> Given data
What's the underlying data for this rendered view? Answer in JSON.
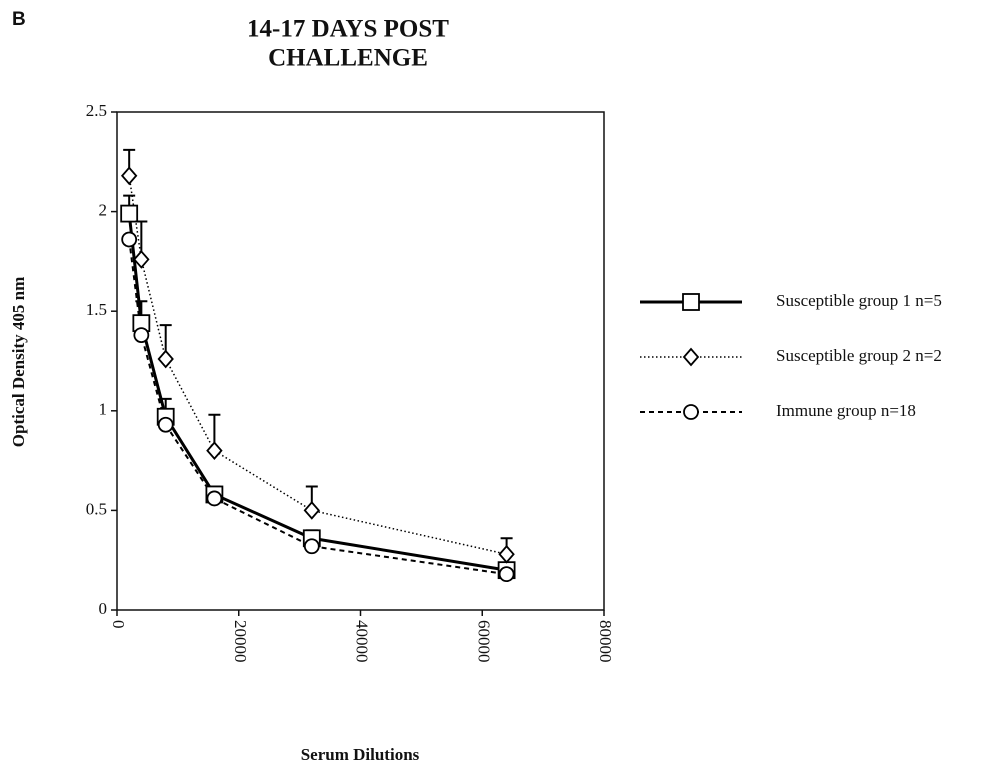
{
  "chart_data": {
    "type": "line",
    "panel_label": "B",
    "title": [
      "14-17 DAYS POST",
      "CHALLENGE"
    ],
    "x_label": "Serum Dilutions",
    "y_label": "Optical Density 405 nm",
    "x": [
      2000,
      4000,
      8000,
      16000,
      32000,
      64000
    ],
    "xlim": [
      0,
      80000
    ],
    "xticks": [
      0,
      20000,
      40000,
      60000,
      80000
    ],
    "ylim": [
      0,
      2.5
    ],
    "yticks": [
      0,
      0.5,
      1,
      1.5,
      2,
      2.5
    ],
    "legend": "right",
    "series": [
      {
        "name": "Susceptible group 1 n=5",
        "color": "#000000",
        "line_style": "solid",
        "marker": "square",
        "values": [
          1.99,
          1.44,
          0.97,
          0.58,
          0.36,
          0.2
        ],
        "errors": [
          0.09,
          0.11,
          0.09,
          0.04,
          0.04,
          0.03
        ]
      },
      {
        "name": "Susceptible group 2 n=2",
        "color": "#000000",
        "line_style": "dotted",
        "marker": "diamond",
        "values": [
          2.18,
          1.76,
          1.26,
          0.8,
          0.5,
          0.28
        ],
        "errors": [
          0.13,
          0.19,
          0.17,
          0.18,
          0.12,
          0.08
        ]
      },
      {
        "name": "Immune group n=18",
        "color": "#000000",
        "line_style": "dashed",
        "marker": "circle",
        "values": [
          1.86,
          1.38,
          0.93,
          0.56,
          0.32,
          0.18
        ]
      }
    ]
  }
}
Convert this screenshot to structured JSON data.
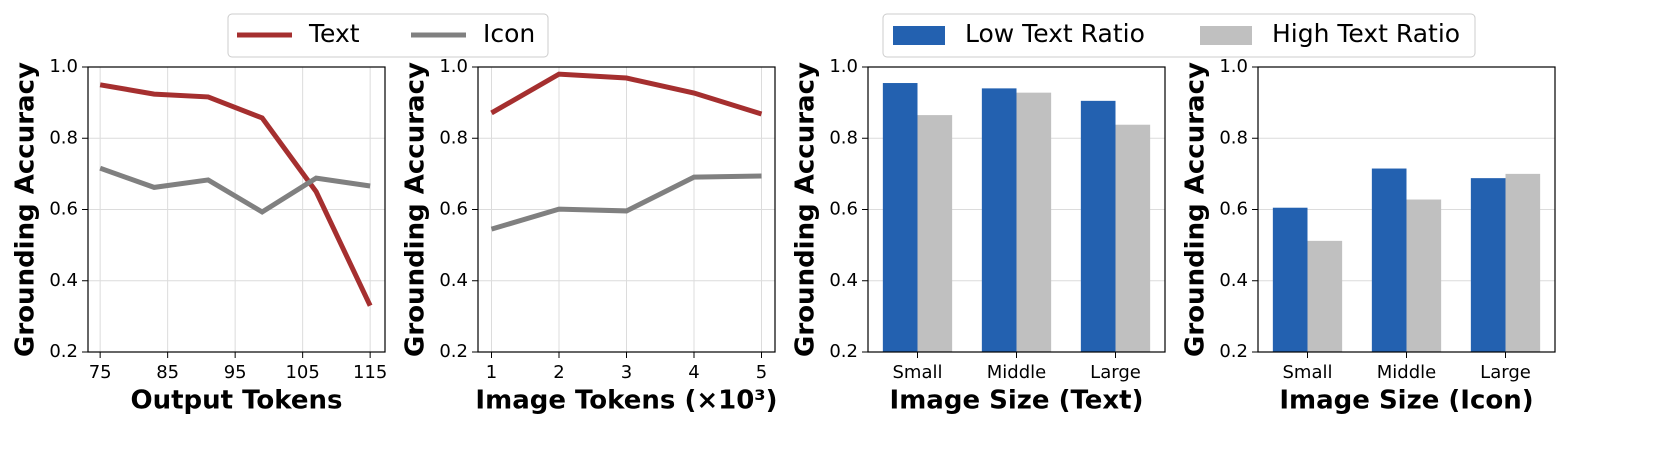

> Written task
Omit the pictures and restate the rest of the records verbatim.

> Solution to this problem
What's the underlying data for this rendered view? Answer in JSON.
{
  "chart_data": {
    "type": "line",
    "panel_label": "B",
    "title": [
      "14-17 DAYS POST",
      "CHALLENGE"
    ],
    "x_label": "Serum Dilutions",
    "y_label": "Optical Density 405 nm",
    "x": [
      2000,
      4000,
      8000,
      16000,
      32000,
      64000
    ],
    "xlim": [
      0,
      80000
    ],
    "xticks": [
      0,
      20000,
      40000,
      60000,
      80000
    ],
    "ylim": [
      0,
      2.5
    ],
    "yticks": [
      0,
      0.5,
      1,
      1.5,
      2,
      2.5
    ],
    "legend": "right",
    "series": [
      {
        "name": "Susceptible group 1 n=5",
        "color": "#000000",
        "line_style": "solid",
        "marker": "square",
        "values": [
          1.99,
          1.44,
          0.97,
          0.58,
          0.36,
          0.2
        ],
        "errors": [
          0.09,
          0.11,
          0.09,
          0.04,
          0.04,
          0.03
        ]
      },
      {
        "name": "Susceptible group 2 n=2",
        "color": "#000000",
        "line_style": "dotted",
        "marker": "diamond",
        "values": [
          2.18,
          1.76,
          1.26,
          0.8,
          0.5,
          0.28
        ],
        "errors": [
          0.13,
          0.19,
          0.17,
          0.18,
          0.12,
          0.08
        ]
      },
      {
        "name": "Immune group n=18",
        "color": "#000000",
        "line_style": "dashed",
        "marker": "circle",
        "values": [
          1.86,
          1.38,
          0.93,
          0.56,
          0.32,
          0.18
        ]
      }
    ]
  }
}
Convert this screenshot to structured JSON data.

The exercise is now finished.